**Required work**
Read the entries below and pull out each line with the string "toLocaleString".
━━━━━ Record excerpts
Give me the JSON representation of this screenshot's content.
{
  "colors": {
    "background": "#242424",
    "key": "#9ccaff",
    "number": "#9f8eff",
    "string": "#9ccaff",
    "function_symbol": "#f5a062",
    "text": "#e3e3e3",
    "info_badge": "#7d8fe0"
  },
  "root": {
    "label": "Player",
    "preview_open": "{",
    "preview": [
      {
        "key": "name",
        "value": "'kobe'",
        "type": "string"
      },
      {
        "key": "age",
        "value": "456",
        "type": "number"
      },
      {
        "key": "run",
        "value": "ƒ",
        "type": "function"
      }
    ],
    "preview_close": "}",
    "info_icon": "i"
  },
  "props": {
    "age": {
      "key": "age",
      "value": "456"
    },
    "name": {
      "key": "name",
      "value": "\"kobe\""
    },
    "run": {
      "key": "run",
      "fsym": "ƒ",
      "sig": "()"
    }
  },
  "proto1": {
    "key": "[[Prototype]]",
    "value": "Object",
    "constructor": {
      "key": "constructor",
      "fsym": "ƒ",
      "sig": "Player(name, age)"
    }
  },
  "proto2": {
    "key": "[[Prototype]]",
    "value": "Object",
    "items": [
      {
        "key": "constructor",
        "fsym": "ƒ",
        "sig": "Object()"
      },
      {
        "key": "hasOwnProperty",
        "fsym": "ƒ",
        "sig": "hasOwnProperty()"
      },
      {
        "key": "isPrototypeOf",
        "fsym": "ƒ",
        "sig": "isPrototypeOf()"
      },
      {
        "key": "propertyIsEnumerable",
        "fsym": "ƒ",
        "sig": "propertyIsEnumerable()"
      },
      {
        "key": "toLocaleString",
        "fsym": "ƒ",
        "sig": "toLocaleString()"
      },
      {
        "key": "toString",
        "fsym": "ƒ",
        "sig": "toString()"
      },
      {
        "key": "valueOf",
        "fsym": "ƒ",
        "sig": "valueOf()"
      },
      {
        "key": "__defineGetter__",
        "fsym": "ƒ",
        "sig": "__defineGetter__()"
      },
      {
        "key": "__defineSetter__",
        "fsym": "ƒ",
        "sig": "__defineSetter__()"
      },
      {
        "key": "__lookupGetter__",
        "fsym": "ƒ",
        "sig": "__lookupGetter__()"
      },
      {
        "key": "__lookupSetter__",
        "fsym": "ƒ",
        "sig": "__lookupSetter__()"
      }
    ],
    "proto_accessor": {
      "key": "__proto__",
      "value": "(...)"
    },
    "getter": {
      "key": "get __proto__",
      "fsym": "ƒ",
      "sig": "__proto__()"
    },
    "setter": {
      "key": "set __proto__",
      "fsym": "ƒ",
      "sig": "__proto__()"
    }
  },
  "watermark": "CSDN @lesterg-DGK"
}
━━━━━━━━━━
**Output of the exercise**
        "key": "toLocaleString",
        "sig": "toLocaleString()"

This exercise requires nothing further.